Collect every line that includes the string "Found".

[Records from a data source]
▬▬▬▬▬▬▬▬▬▬

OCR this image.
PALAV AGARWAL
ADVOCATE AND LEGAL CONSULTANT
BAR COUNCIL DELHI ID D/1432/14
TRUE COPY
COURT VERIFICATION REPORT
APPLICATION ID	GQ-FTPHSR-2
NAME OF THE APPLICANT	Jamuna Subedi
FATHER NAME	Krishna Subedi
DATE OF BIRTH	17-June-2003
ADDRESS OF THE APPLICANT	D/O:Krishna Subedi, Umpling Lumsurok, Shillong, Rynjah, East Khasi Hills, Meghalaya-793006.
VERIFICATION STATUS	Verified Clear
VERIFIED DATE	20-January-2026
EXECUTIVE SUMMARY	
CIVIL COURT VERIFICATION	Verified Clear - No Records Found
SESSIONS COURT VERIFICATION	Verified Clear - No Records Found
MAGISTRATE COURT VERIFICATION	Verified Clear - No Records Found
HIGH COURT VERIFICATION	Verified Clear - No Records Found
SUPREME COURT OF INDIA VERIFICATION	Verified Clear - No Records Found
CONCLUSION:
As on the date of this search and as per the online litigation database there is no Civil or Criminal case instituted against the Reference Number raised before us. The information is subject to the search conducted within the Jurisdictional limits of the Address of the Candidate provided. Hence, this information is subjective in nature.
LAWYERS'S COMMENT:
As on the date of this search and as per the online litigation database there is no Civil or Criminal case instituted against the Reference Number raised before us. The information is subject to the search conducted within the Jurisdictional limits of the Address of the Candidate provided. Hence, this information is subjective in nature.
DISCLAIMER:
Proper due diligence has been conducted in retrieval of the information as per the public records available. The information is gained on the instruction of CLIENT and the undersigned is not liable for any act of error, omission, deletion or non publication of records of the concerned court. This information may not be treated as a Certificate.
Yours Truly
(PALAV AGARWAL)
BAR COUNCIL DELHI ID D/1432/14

▬▬▬▬▬▬▬▬▬▬

» WRITTEN REPLY
CIVIL COURT VERIFICATION	Verified Clear - No Records Found
SESSIONS COURT VERIFICATION	Verified Clear - No Records Found
MAGISTRATE COURT VERIFICATION	Verified Clear - No Records Found
HIGH COURT VERIFICATION	Verified Clear - No Records Found
SUPREME COURT OF INDIA VERIFICATION	Verified Clear - No Records Found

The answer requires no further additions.